Entries
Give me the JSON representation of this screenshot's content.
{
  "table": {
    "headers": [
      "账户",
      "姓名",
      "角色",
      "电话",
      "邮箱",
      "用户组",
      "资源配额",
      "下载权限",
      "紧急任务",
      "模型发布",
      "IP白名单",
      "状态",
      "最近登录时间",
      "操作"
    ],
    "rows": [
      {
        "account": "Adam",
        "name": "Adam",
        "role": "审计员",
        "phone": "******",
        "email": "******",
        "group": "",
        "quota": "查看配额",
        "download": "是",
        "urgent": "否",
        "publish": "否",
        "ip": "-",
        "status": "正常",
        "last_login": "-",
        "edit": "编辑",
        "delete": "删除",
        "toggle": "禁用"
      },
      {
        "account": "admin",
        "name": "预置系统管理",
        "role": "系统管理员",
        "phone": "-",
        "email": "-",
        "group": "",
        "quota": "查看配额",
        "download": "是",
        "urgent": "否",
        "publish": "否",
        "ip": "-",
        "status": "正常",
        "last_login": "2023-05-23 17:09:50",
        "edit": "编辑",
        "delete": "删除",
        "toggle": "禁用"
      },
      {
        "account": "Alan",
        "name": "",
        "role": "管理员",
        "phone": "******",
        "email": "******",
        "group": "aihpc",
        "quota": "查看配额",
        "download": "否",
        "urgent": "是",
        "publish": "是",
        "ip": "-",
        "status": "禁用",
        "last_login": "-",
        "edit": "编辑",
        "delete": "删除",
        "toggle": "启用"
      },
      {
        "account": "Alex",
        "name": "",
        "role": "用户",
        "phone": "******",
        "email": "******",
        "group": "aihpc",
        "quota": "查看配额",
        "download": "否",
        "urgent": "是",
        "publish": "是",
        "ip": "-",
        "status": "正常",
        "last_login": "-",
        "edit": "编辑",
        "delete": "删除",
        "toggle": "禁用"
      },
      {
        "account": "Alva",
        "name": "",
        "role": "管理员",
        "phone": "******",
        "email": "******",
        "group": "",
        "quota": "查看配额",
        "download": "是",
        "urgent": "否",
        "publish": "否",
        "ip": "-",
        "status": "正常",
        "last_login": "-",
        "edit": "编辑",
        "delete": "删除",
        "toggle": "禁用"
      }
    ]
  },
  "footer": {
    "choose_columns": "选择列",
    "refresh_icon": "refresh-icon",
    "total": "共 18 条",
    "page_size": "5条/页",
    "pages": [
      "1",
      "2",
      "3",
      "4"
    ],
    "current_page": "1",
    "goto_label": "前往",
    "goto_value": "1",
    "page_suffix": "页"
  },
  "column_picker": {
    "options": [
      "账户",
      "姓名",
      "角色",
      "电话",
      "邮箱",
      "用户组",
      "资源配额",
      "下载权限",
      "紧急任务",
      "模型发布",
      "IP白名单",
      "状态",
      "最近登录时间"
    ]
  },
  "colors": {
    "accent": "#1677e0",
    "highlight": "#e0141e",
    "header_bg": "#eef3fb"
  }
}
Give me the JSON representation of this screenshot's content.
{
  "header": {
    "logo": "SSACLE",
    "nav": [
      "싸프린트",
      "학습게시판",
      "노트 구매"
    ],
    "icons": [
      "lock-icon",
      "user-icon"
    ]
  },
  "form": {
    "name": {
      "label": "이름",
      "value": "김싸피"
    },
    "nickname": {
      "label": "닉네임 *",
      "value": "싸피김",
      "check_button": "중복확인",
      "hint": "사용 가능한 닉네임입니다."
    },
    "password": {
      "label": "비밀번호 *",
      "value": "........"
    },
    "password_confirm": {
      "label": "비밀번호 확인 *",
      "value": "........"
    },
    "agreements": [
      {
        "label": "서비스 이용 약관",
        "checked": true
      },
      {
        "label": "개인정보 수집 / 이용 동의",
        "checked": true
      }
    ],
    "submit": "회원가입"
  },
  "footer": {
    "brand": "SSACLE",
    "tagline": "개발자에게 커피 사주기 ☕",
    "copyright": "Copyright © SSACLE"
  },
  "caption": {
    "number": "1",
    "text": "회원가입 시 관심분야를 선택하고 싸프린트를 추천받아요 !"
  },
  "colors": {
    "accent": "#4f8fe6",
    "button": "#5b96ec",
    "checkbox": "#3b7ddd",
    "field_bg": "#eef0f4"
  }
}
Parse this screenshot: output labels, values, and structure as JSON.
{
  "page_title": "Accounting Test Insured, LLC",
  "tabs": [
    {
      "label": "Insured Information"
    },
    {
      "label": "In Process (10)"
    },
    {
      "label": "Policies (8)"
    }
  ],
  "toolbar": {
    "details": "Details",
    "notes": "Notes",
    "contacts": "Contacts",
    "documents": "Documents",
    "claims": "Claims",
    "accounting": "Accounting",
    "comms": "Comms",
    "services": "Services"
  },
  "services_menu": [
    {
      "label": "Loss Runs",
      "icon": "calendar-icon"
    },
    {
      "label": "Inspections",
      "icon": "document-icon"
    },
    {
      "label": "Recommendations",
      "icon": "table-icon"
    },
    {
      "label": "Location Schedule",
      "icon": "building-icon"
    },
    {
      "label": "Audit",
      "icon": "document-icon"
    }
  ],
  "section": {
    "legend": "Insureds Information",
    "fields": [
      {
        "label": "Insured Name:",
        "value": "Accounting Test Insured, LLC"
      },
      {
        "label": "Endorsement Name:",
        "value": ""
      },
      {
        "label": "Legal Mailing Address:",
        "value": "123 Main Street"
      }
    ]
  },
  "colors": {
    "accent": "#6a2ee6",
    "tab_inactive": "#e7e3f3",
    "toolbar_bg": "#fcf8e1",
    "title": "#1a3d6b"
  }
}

Direction
Look for "Information" and pull out every line that has it.

The result
      "label": "Insured Information"
    "legend": "Insureds Information",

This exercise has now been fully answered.